→ **Stored rows**
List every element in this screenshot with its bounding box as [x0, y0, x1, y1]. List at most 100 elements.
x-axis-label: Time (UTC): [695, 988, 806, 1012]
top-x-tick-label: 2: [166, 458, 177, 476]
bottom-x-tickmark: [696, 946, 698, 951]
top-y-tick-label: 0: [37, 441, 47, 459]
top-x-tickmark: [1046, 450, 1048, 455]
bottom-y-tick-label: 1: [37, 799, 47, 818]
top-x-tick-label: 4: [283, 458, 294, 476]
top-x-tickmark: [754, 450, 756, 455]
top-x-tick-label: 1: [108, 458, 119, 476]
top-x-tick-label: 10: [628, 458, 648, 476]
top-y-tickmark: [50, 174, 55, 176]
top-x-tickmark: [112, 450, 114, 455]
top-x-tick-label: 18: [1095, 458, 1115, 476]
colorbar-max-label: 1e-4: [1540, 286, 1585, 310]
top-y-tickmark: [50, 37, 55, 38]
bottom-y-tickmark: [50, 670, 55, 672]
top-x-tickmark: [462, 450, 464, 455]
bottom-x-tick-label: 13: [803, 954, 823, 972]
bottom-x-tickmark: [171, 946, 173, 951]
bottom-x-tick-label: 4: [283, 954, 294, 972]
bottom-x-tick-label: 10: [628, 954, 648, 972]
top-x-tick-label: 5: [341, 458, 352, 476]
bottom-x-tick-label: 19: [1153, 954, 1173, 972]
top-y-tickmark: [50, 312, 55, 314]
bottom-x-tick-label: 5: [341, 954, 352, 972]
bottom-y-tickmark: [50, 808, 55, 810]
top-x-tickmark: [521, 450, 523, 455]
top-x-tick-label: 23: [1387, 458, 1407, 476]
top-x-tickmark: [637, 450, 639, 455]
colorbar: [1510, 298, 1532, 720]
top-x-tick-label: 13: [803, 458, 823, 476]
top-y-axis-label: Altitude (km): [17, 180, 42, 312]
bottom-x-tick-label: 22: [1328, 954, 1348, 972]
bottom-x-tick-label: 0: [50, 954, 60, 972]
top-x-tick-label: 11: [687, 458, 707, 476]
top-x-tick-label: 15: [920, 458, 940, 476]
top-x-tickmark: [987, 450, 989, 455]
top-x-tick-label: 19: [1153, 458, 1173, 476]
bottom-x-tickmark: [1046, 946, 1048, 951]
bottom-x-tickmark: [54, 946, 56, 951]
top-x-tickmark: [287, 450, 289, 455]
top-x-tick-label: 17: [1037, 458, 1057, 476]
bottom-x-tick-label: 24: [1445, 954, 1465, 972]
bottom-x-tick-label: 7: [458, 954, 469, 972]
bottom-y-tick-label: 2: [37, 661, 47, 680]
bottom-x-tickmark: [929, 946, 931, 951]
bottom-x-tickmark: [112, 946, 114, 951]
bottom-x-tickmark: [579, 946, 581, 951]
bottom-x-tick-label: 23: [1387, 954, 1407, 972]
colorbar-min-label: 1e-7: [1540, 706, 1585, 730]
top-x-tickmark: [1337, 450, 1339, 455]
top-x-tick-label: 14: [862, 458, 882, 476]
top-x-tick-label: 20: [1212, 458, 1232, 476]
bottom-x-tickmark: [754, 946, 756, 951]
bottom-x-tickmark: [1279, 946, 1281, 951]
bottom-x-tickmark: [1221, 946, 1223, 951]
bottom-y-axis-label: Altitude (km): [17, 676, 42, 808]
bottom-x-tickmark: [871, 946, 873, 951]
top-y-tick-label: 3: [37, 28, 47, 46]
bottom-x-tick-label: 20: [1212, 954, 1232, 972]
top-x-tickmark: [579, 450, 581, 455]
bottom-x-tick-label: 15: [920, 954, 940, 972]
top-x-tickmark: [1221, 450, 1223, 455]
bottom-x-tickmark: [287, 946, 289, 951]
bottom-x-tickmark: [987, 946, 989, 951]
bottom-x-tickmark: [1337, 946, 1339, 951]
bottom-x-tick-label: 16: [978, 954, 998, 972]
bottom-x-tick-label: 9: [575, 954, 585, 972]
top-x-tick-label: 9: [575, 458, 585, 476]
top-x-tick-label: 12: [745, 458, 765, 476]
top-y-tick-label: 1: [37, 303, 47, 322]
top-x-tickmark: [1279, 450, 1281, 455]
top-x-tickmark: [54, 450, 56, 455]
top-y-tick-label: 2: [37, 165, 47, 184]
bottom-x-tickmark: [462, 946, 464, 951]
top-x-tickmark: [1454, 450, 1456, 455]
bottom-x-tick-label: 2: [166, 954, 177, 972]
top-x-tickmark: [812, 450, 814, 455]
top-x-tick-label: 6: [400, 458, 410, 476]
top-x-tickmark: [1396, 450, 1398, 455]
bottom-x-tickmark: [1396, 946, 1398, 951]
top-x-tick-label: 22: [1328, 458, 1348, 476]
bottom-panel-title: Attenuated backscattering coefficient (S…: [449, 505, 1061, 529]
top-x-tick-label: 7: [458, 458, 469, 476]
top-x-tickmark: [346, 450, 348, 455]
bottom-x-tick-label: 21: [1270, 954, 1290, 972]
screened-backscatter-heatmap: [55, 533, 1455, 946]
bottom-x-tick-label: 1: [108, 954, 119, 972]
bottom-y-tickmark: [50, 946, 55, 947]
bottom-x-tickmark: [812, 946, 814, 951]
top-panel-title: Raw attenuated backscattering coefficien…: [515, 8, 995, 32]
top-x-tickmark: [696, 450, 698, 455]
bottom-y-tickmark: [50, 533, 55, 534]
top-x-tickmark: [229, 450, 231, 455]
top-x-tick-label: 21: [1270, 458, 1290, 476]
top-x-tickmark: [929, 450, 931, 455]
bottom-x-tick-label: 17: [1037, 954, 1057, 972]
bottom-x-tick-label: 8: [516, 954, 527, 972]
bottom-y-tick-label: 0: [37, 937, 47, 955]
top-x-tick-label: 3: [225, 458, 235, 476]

→ **Task goal**
Give the listing again with "Altitude (km)" changed to "Height (km)" everywhere it occurs, leaving every other line unchanged.

→ **Response to this task**
List every element in this screenshot with its bounding box as [x0, y0, x1, y1]. List at most 100 elements.
x-axis-label: Time (UTC): [695, 988, 806, 1012]
top-x-tick-label: 2: [166, 458, 177, 476]
bottom-x-tickmark: [696, 946, 698, 951]
top-y-tick-label: 0: [37, 441, 47, 459]
top-x-tickmark: [1046, 450, 1048, 455]
bottom-y-tick-label: 1: [37, 799, 47, 818]
top-x-tick-label: 4: [283, 458, 294, 476]
top-x-tickmark: [754, 450, 756, 455]
top-x-tick-label: 1: [108, 458, 119, 476]
top-x-tick-label: 10: [628, 458, 648, 476]
top-y-tickmark: [50, 174, 55, 176]
top-x-tickmark: [112, 450, 114, 455]
top-x-tick-label: 18: [1095, 458, 1115, 476]
colorbar-max-label: 1e-4: [1540, 286, 1585, 310]
top-y-tickmark: [50, 37, 55, 38]
bottom-y-tickmark: [50, 670, 55, 672]
top-x-tickmark: [462, 450, 464, 455]
bottom-x-tick-label: 13: [803, 954, 823, 972]
bottom-x-tickmark: [171, 946, 173, 951]
bottom-x-tick-label: 4: [283, 954, 294, 972]
bottom-x-tick-label: 10: [628, 954, 648, 972]
top-x-tick-label: 5: [341, 458, 352, 476]
bottom-x-tick-label: 19: [1153, 954, 1173, 972]
top-y-tickmark: [50, 312, 55, 314]
bottom-x-tick-label: 5: [341, 954, 352, 972]
bottom-y-tickmark: [50, 808, 55, 810]
top-x-tickmark: [521, 450, 523, 455]
top-x-tick-label: 23: [1387, 458, 1407, 476]
top-x-tickmark: [637, 450, 639, 455]
colorbar: [1510, 298, 1532, 720]
top-x-tick-label: 13: [803, 458, 823, 476]
top-y-axis-label: Height (km): [17, 180, 42, 312]
bottom-x-tick-label: 22: [1328, 954, 1348, 972]
bottom-x-tick-label: 0: [50, 954, 60, 972]
top-x-tick-label: 11: [687, 458, 707, 476]
top-x-tick-label: 15: [920, 458, 940, 476]
top-x-tickmark: [987, 450, 989, 455]
top-x-tick-label: 19: [1153, 458, 1173, 476]
bottom-x-tickmark: [1046, 946, 1048, 951]
bottom-x-tickmark: [54, 946, 56, 951]
top-x-tickmark: [287, 450, 289, 455]
top-x-tick-label: 17: [1037, 458, 1057, 476]
bottom-x-tick-label: 24: [1445, 954, 1465, 972]
bottom-x-tick-label: 7: [458, 954, 469, 972]
bottom-y-tick-label: 2: [37, 661, 47, 680]
bottom-x-tickmark: [929, 946, 931, 951]
bottom-x-tickmark: [112, 946, 114, 951]
bottom-x-tickmark: [579, 946, 581, 951]
bottom-x-tick-label: 23: [1387, 954, 1407, 972]
colorbar-min-label: 1e-7: [1540, 706, 1585, 730]
top-x-tickmark: [1337, 450, 1339, 455]
top-x-tick-label: 14: [862, 458, 882, 476]
top-x-tick-label: 20: [1212, 458, 1232, 476]
bottom-x-tickmark: [754, 946, 756, 951]
bottom-x-tickmark: [1279, 946, 1281, 951]
bottom-x-tickmark: [1221, 946, 1223, 951]
bottom-y-axis-label: Height (km): [17, 676, 42, 808]
bottom-x-tickmark: [871, 946, 873, 951]
top-y-tick-label: 3: [37, 28, 47, 46]
bottom-x-tick-label: 20: [1212, 954, 1232, 972]
top-x-tickmark: [579, 450, 581, 455]
bottom-x-tick-label: 15: [920, 954, 940, 972]
top-x-tickmark: [1221, 450, 1223, 455]
bottom-x-tickmark: [287, 946, 289, 951]
bottom-x-tickmark: [987, 946, 989, 951]
bottom-x-tickmark: [1337, 946, 1339, 951]
bottom-x-tick-label: 16: [978, 954, 998, 972]
bottom-x-tick-label: 9: [575, 954, 585, 972]
top-x-tick-label: 9: [575, 458, 585, 476]
top-x-tick-label: 12: [745, 458, 765, 476]
top-y-tick-label: 1: [37, 303, 47, 322]
top-x-tickmark: [1279, 450, 1281, 455]
top-x-tickmark: [54, 450, 56, 455]
top-y-tick-label: 2: [37, 165, 47, 184]
bottom-x-tickmark: [462, 946, 464, 951]
top-x-tickmark: [1454, 450, 1456, 455]
bottom-x-tick-label: 2: [166, 954, 177, 972]
top-x-tickmark: [812, 450, 814, 455]
top-x-tick-label: 6: [400, 458, 410, 476]
top-x-tickmark: [1396, 450, 1398, 455]
bottom-x-tickmark: [1396, 946, 1398, 951]
top-x-tick-label: 22: [1328, 458, 1348, 476]
bottom-panel-title: Attenuated backscattering coefficient (S…: [449, 505, 1061, 529]
top-x-tick-label: 7: [458, 458, 469, 476]
top-x-tickmark: [346, 450, 348, 455]
bottom-x-tick-label: 21: [1270, 954, 1290, 972]
screened-backscatter-heatmap: [55, 533, 1455, 946]
bottom-x-tick-label: 1: [108, 954, 119, 972]
bottom-y-tickmark: [50, 946, 55, 947]
bottom-x-tickmark: [812, 946, 814, 951]
top-panel-title: Raw attenuated backscattering coefficien…: [515, 8, 995, 32]
top-x-tickmark: [696, 450, 698, 455]
bottom-y-tickmark: [50, 533, 55, 534]
top-x-tickmark: [229, 450, 231, 455]
top-x-tick-label: 21: [1270, 458, 1290, 476]
top-x-tickmark: [929, 450, 931, 455]
bottom-x-tick-label: 17: [1037, 954, 1057, 972]
bottom-x-tick-label: 8: [516, 954, 527, 972]
bottom-y-tick-label: 0: [37, 937, 47, 955]
top-x-tick-label: 3: [225, 458, 235, 476]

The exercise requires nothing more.